Problem description: Locate every line in the records below that contains the string "with", and copy each such line in full. Matching is case-sensitive.

Input records:
— Begin —
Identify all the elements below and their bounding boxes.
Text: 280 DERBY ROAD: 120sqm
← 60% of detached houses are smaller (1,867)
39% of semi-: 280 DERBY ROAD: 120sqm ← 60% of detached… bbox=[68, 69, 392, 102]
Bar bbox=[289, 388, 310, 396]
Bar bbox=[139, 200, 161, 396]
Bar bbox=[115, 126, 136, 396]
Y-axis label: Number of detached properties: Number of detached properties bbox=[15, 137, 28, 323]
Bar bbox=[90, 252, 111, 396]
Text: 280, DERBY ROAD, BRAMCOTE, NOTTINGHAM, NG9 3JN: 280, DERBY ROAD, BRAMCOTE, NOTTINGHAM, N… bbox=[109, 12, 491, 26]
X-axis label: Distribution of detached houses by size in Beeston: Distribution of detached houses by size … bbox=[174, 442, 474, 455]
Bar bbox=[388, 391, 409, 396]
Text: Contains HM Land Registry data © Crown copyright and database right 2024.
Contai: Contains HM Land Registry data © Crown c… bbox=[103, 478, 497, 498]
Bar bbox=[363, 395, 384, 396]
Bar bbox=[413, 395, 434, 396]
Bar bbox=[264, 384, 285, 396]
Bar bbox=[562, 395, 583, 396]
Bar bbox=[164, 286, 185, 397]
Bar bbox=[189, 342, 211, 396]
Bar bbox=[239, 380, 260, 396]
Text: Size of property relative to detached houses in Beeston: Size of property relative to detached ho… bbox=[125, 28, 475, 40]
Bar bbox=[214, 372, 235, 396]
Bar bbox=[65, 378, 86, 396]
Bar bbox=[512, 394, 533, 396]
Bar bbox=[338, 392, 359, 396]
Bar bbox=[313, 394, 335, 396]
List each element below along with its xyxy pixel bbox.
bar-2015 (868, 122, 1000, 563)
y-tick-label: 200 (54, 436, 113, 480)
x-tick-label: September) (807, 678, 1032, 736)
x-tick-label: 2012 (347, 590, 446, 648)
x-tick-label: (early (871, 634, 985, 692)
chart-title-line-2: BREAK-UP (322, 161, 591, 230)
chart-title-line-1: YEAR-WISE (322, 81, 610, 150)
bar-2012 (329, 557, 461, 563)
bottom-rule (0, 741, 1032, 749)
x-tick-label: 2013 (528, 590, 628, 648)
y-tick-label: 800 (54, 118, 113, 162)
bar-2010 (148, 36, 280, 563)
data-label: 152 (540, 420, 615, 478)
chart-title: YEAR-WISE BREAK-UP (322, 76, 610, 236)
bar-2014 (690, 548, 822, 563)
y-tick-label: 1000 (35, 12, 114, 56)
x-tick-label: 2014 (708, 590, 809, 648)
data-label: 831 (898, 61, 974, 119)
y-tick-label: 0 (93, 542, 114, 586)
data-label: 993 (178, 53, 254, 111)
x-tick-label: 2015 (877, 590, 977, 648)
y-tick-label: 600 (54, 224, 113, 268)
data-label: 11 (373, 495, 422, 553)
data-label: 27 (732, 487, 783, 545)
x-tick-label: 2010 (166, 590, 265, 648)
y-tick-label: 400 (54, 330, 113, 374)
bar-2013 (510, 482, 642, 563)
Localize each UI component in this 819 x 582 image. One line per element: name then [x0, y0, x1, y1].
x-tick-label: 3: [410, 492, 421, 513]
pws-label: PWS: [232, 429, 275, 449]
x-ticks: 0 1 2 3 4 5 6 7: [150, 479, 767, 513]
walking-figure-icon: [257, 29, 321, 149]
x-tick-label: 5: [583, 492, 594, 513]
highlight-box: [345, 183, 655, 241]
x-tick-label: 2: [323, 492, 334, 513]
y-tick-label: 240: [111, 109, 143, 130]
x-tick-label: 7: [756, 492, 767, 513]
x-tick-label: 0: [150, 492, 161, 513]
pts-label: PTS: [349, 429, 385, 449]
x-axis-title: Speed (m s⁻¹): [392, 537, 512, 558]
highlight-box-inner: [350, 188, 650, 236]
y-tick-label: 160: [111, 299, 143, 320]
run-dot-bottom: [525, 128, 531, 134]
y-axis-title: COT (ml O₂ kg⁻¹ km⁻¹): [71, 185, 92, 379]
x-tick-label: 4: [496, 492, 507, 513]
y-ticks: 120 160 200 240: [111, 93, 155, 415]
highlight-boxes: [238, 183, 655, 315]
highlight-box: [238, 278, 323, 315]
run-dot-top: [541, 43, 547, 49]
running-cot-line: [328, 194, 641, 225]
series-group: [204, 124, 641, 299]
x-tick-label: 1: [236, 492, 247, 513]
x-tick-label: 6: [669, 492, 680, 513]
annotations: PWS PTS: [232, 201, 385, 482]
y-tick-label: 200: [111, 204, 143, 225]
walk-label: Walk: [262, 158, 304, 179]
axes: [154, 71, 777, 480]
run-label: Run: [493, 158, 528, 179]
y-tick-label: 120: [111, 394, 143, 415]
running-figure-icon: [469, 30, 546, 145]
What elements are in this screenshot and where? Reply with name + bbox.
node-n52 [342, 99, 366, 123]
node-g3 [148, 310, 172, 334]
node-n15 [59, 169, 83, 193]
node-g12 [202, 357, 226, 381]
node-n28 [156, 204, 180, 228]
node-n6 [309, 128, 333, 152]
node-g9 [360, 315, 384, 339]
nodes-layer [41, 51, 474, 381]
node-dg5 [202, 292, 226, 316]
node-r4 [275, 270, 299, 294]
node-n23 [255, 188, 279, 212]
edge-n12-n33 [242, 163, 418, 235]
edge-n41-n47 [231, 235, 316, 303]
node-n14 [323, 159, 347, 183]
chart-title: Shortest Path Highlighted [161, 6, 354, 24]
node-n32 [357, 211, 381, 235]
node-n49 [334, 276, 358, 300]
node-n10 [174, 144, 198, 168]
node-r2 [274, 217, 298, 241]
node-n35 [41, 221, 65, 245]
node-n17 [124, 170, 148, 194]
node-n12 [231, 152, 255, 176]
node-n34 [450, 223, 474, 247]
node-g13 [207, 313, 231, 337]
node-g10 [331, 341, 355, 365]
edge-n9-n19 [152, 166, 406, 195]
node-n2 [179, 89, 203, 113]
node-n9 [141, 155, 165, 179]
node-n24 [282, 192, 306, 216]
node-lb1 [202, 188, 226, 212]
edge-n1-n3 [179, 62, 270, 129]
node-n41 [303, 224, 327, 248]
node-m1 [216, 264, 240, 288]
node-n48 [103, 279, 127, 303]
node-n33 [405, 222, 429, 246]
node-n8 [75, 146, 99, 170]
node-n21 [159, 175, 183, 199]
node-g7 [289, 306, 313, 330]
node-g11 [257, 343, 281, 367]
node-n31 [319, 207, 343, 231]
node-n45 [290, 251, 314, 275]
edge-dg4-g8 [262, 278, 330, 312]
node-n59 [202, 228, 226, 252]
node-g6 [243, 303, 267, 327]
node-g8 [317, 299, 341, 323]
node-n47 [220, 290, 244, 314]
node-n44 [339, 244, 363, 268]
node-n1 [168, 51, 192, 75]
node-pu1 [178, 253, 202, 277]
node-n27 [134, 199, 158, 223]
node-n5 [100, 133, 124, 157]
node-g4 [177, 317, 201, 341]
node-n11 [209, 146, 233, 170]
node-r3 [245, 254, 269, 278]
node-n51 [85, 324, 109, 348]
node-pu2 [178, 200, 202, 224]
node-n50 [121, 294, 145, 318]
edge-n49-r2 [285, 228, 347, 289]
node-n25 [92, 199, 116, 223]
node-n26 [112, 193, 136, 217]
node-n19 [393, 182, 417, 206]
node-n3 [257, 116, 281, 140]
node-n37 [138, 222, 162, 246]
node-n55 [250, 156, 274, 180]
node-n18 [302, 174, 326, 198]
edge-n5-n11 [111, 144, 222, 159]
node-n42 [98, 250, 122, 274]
— End —
Written response:
List each element below along with its xyxy pixel bbox.
What elements are in this screenshot and where? Reply with name + bbox.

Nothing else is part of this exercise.